■ EXTRACTED TEXT
=== Section Start ===

BY CHARLES BREWER
The Cincinnati Enquirer
I'm standing in the checkout line at Kroger, and this guy in front of me hands the clerk a wad of coupons that would choke a Clydesdale. For the next five minutes, the clerk is tied up running the coupons over the scanner.
"You got a printing press in your basement?" I ask the guy, laughing.
"No, I just save coupons," he says, then hands me a piece of paper. "Do you ever use the Internet? If you do, go to this site and you'll find lots of coupons for Kroger and Meijer."
On the paper is written www.supermarket.com.
There was a point in my life when I clipped coupons, but lately, who has the time? So the idea of just going online and downloading coupons sounded pretty good. And if you are a serious consumer of Friskies cat food or Cap'n Crunch cereal, you just print out a bunch of coupons, right?

=== Section End ===

Write out, word for word, the stretch of the coupon column from "BY CHARLES BREWER" through "the guy, laughing.".

■ LISTED RECORDS
=== Section Start ===

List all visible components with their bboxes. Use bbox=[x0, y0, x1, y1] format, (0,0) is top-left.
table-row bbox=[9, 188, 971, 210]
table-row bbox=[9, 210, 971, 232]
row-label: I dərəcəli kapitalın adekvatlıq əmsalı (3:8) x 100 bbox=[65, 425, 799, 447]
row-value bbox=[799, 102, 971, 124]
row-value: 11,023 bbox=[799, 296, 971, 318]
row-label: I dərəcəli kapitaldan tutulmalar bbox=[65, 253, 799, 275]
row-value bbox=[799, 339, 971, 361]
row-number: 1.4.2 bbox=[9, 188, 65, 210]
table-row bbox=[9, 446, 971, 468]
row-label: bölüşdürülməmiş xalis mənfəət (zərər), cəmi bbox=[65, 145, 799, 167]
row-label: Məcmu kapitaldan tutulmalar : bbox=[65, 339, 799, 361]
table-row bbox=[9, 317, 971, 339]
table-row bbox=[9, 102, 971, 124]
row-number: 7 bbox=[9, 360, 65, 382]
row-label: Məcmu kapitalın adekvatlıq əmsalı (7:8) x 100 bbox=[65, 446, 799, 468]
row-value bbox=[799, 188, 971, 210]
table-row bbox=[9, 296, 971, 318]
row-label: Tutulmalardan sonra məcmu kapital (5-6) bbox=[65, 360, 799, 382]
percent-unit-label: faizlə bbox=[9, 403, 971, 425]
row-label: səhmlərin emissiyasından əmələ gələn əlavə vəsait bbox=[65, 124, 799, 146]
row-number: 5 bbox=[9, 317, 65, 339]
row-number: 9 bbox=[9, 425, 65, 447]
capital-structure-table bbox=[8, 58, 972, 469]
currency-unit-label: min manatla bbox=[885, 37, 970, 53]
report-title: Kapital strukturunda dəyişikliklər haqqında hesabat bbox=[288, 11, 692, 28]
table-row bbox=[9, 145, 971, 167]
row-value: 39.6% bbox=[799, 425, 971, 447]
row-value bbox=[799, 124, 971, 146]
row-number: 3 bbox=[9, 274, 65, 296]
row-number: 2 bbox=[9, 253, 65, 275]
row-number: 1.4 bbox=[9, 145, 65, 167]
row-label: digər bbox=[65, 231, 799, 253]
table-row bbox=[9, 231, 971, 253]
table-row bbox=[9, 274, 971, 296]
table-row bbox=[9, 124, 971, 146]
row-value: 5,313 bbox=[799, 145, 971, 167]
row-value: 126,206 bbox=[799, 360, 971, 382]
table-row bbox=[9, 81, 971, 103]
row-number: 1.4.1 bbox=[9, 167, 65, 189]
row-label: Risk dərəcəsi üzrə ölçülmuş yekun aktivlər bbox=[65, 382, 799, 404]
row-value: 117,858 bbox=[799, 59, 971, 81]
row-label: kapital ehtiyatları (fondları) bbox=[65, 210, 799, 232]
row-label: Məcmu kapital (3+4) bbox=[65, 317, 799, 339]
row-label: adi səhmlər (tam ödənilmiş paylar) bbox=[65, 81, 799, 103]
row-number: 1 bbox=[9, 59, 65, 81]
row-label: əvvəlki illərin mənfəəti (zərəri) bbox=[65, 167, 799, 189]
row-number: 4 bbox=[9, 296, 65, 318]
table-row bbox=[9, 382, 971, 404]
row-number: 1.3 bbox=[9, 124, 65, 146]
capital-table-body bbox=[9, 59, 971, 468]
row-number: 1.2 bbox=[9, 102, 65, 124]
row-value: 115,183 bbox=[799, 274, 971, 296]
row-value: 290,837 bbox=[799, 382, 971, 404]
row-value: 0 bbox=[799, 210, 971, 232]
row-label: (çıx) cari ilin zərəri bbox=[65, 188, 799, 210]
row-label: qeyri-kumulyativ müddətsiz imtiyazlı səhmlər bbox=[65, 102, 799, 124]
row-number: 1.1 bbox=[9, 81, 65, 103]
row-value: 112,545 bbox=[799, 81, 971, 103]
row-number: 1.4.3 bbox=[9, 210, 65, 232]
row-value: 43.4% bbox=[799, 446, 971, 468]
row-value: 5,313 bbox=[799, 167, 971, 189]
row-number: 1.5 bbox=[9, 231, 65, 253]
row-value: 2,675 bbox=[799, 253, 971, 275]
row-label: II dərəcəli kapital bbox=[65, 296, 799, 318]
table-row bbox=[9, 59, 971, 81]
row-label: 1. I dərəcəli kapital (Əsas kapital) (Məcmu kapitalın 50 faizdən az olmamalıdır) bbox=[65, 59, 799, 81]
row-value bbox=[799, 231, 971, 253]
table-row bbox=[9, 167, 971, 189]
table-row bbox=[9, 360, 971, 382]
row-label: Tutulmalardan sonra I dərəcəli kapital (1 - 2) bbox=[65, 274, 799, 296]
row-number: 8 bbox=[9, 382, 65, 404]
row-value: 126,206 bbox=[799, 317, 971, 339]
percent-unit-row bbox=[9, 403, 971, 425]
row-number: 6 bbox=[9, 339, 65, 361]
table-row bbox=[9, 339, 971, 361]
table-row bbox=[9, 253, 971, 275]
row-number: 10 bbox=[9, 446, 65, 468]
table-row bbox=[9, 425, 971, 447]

=== Section End ===

■ REPLY TO THE EXERCISE
BY CHARLES BREWER
The Cincinnati Enquirer
I'm standing in the checkout line at Kroger, and this guy in front of me hands the clerk a wad of coupons that would choke a Clydesdale. For the next five minutes, the clerk is tied up running the coupons over the scanner.
"You got a printing press in your basement?" I ask the guy, laughing.